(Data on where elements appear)
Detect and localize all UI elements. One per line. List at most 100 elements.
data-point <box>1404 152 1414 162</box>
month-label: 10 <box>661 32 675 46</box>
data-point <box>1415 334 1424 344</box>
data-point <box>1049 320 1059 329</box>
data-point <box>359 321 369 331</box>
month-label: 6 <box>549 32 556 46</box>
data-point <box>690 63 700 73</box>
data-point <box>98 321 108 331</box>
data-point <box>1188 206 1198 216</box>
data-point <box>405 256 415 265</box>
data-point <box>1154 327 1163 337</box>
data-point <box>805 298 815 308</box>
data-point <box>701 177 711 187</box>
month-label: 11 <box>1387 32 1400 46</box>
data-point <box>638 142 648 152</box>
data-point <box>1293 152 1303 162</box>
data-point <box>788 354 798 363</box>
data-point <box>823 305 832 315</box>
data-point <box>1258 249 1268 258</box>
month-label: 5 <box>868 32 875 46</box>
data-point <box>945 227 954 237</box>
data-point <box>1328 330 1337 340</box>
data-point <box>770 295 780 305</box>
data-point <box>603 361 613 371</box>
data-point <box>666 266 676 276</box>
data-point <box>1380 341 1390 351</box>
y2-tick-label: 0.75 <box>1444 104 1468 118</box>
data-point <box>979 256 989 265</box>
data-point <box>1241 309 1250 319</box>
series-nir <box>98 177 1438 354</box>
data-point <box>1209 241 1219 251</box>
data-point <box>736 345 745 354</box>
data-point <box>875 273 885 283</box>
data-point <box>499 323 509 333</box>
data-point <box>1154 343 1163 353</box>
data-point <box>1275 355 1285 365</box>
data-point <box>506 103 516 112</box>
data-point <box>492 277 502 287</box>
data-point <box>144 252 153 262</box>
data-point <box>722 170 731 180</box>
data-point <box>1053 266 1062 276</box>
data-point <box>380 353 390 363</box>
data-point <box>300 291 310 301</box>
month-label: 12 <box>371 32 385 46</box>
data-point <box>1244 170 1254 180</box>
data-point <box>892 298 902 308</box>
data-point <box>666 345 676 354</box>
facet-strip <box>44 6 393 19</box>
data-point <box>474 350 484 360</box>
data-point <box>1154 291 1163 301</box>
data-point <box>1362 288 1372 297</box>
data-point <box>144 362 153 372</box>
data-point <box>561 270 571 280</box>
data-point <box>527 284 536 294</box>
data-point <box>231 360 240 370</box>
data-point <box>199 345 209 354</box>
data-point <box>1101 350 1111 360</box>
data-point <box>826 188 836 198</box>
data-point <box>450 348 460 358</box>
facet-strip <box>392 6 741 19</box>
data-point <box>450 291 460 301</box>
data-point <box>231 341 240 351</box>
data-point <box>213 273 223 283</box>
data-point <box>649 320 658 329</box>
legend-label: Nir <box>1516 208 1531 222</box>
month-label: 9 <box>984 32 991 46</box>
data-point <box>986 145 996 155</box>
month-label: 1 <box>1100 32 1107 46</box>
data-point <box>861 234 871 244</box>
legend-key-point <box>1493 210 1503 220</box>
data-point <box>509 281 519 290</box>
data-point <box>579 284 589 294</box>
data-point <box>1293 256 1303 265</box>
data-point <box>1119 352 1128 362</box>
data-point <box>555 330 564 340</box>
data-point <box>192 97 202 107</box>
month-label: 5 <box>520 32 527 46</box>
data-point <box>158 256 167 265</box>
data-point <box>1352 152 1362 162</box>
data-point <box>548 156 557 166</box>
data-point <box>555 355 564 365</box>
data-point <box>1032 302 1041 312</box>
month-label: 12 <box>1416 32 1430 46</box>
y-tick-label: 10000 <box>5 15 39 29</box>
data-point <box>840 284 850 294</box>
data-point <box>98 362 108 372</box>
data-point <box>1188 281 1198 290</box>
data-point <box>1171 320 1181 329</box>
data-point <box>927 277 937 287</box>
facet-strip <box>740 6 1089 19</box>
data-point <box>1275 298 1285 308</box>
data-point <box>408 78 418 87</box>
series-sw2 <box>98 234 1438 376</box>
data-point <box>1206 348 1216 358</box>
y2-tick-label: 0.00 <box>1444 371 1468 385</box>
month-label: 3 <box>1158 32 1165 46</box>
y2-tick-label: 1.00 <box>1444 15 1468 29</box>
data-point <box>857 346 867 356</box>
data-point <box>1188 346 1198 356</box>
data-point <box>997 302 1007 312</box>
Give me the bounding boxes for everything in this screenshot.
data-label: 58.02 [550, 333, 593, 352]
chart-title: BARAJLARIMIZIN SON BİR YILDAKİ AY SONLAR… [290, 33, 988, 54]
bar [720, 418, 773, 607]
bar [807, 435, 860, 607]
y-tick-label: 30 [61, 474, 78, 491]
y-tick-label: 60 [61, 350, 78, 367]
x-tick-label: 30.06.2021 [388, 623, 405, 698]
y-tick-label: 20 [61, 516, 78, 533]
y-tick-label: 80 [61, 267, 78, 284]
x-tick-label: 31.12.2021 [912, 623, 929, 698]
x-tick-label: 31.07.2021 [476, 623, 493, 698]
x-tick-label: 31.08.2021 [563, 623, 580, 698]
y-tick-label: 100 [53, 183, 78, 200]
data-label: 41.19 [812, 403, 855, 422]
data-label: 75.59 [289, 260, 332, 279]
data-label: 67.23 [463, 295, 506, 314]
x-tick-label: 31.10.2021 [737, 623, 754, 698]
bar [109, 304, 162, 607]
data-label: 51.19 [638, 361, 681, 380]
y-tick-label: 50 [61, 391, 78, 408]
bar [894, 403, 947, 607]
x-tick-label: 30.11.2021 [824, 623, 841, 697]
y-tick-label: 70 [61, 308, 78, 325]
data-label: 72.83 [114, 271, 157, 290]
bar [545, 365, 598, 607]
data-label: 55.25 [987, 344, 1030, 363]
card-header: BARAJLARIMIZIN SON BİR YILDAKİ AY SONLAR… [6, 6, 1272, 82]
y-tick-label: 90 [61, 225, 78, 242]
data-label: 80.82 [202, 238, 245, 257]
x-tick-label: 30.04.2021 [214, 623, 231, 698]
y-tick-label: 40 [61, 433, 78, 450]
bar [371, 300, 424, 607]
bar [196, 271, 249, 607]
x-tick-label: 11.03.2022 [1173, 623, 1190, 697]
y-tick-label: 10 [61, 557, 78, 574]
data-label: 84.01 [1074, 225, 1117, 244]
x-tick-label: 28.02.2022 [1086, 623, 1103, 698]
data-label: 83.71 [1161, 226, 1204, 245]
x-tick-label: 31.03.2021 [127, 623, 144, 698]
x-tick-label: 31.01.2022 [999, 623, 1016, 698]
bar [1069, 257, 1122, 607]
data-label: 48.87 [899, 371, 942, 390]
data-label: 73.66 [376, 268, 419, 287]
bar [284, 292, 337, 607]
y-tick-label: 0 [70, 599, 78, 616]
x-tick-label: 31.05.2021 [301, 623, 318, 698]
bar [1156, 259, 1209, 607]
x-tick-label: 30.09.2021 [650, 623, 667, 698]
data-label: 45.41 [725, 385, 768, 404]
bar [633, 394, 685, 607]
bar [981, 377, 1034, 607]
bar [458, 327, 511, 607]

| Requirement |
Copy all of the data above line for line, with no changes.

| Finished task |
Detect and localize all UI elements. One per line. List at most 100 elements.
data-point <box>1404 152 1414 162</box>
month-label: 10 <box>661 32 675 46</box>
data-point <box>1415 334 1424 344</box>
data-point <box>1049 320 1059 329</box>
data-point <box>359 321 369 331</box>
month-label: 6 <box>549 32 556 46</box>
data-point <box>690 63 700 73</box>
data-point <box>98 321 108 331</box>
data-point <box>1188 206 1198 216</box>
data-point <box>405 256 415 265</box>
data-point <box>1154 327 1163 337</box>
data-point <box>805 298 815 308</box>
data-point <box>701 177 711 187</box>
month-label: 11 <box>1387 32 1400 46</box>
data-point <box>638 142 648 152</box>
data-point <box>1293 152 1303 162</box>
data-point <box>788 354 798 363</box>
data-point <box>823 305 832 315</box>
data-point <box>1258 249 1268 258</box>
month-label: 5 <box>868 32 875 46</box>
data-point <box>945 227 954 237</box>
data-point <box>1328 330 1337 340</box>
data-point <box>770 295 780 305</box>
data-point <box>603 361 613 371</box>
data-point <box>666 266 676 276</box>
data-point <box>1380 341 1390 351</box>
y2-tick-label: 0.75 <box>1444 104 1468 118</box>
data-point <box>979 256 989 265</box>
data-point <box>1241 309 1250 319</box>
series-nir <box>98 177 1438 354</box>
data-point <box>1209 241 1219 251</box>
data-point <box>736 345 745 354</box>
data-point <box>875 273 885 283</box>
data-point <box>499 323 509 333</box>
data-point <box>1154 343 1163 353</box>
data-point <box>1275 355 1285 365</box>
data-point <box>506 103 516 112</box>
data-point <box>492 277 502 287</box>
data-point <box>144 252 153 262</box>
data-point <box>722 170 731 180</box>
data-point <box>1053 266 1062 276</box>
data-point <box>380 353 390 363</box>
data-point <box>300 291 310 301</box>
month-label: 12 <box>371 32 385 46</box>
data-point <box>1244 170 1254 180</box>
data-point <box>892 298 902 308</box>
data-point <box>666 345 676 354</box>
facet-strip <box>44 6 393 19</box>
data-point <box>474 350 484 360</box>
data-point <box>1154 291 1163 301</box>
data-point <box>1362 288 1372 297</box>
data-point <box>144 362 153 372</box>
data-point <box>561 270 571 280</box>
data-point <box>527 284 536 294</box>
data-point <box>231 360 240 370</box>
data-point <box>199 345 209 354</box>
data-point <box>1101 350 1111 360</box>
data-point <box>826 188 836 198</box>
data-point <box>450 348 460 358</box>
facet-strip <box>392 6 741 19</box>
data-point <box>450 291 460 301</box>
data-point <box>231 341 240 351</box>
data-point <box>213 273 223 283</box>
data-point <box>649 320 658 329</box>
legend-label: Nir <box>1516 208 1531 222</box>
month-label: 9 <box>984 32 991 46</box>
data-point <box>986 145 996 155</box>
month-label: 1 <box>1100 32 1107 46</box>
data-point <box>861 234 871 244</box>
legend-key-point <box>1493 210 1503 220</box>
data-point <box>509 281 519 290</box>
data-point <box>579 284 589 294</box>
data-point <box>1293 256 1303 265</box>
data-point <box>1119 352 1128 362</box>
data-point <box>555 330 564 340</box>
data-point <box>192 97 202 107</box>
month-label: 5 <box>520 32 527 46</box>
data-point <box>158 256 167 265</box>
data-point <box>1352 152 1362 162</box>
data-point <box>548 156 557 166</box>
data-point <box>555 355 564 365</box>
data-point <box>1032 302 1041 312</box>
month-label: 12 <box>1416 32 1430 46</box>
y-tick-label: 10000 <box>5 15 39 29</box>
data-point <box>840 284 850 294</box>
data-point <box>98 362 108 372</box>
data-point <box>1188 281 1198 290</box>
data-point <box>1171 320 1181 329</box>
data-point <box>927 277 937 287</box>
facet-strip <box>740 6 1089 19</box>
data-point <box>1275 298 1285 308</box>
data-point <box>408 78 418 87</box>
series-sw2 <box>98 234 1438 376</box>
data-point <box>1206 348 1216 358</box>
y2-tick-label: 0.00 <box>1444 371 1468 385</box>
month-label: 3 <box>1158 32 1165 46</box>
y2-tick-label: 1.00 <box>1444 15 1468 29</box>
data-point <box>857 346 867 356</box>
data-point <box>1188 346 1198 356</box>
data-point <box>997 302 1007 312</box>
Give me the bounding boxes for everything in this screenshot.
data-label: 58.02 [550, 333, 593, 352]
chart-title: BARAJLARIMIZIN SON BİR YILDAKİ AY SONLAR… [290, 33, 988, 54]
bar [720, 418, 773, 607]
bar [807, 435, 860, 607]
y-tick-label: 30 [61, 474, 78, 491]
y-tick-label: 60 [61, 350, 78, 367]
x-tick-label: 30.06.2021 [388, 623, 405, 698]
y-tick-label: 20 [61, 516, 78, 533]
y-tick-label: 80 [61, 267, 78, 284]
x-tick-label: 31.12.2021 [912, 623, 929, 698]
x-tick-label: 31.07.2021 [476, 623, 493, 698]
x-tick-label: 31.08.2021 [563, 623, 580, 698]
y-tick-label: 100 [53, 183, 78, 200]
data-label: 41.19 [812, 403, 855, 422]
data-label: 75.59 [289, 260, 332, 279]
data-label: 67.23 [463, 295, 506, 314]
x-tick-label: 31.10.2021 [737, 623, 754, 698]
bar [109, 304, 162, 607]
data-label: 51.19 [638, 361, 681, 380]
y-tick-label: 50 [61, 391, 78, 408]
bar [894, 403, 947, 607]
x-tick-label: 30.11.2021 [824, 623, 841, 697]
y-tick-label: 70 [61, 308, 78, 325]
data-label: 72.83 [114, 271, 157, 290]
bar [545, 365, 598, 607]
data-label: 55.25 [987, 344, 1030, 363]
card-header: BARAJLARIMIZIN SON BİR YILDAKİ AY SONLAR… [6, 6, 1272, 82]
y-tick-label: 90 [61, 225, 78, 242]
data-label: 80.82 [202, 238, 245, 257]
x-tick-label: 30.04.2021 [214, 623, 231, 698]
y-tick-label: 40 [61, 433, 78, 450]
bar [371, 300, 424, 607]
bar [196, 271, 249, 607]
x-tick-label: 11.03.2022 [1173, 623, 1190, 697]
y-tick-label: 10 [61, 557, 78, 574]
data-label: 84.01 [1074, 225, 1117, 244]
x-tick-label: 28.02.2022 [1086, 623, 1103, 698]
data-label: 83.71 [1161, 226, 1204, 245]
x-tick-label: 31.03.2021 [127, 623, 144, 698]
x-tick-label: 31.01.2022 [999, 623, 1016, 698]
bar [1069, 257, 1122, 607]
data-label: 48.87 [899, 371, 942, 390]
data-label: 73.66 [376, 268, 419, 287]
bar [284, 292, 337, 607]
y-tick-label: 0 [70, 599, 78, 616]
x-tick-label: 31.05.2021 [301, 623, 318, 698]
bar [1156, 259, 1209, 607]
x-tick-label: 30.09.2021 [650, 623, 667, 698]
data-label: 45.41 [725, 385, 768, 404]
bar [633, 394, 685, 607]
bar [981, 377, 1034, 607]
bar [458, 327, 511, 607]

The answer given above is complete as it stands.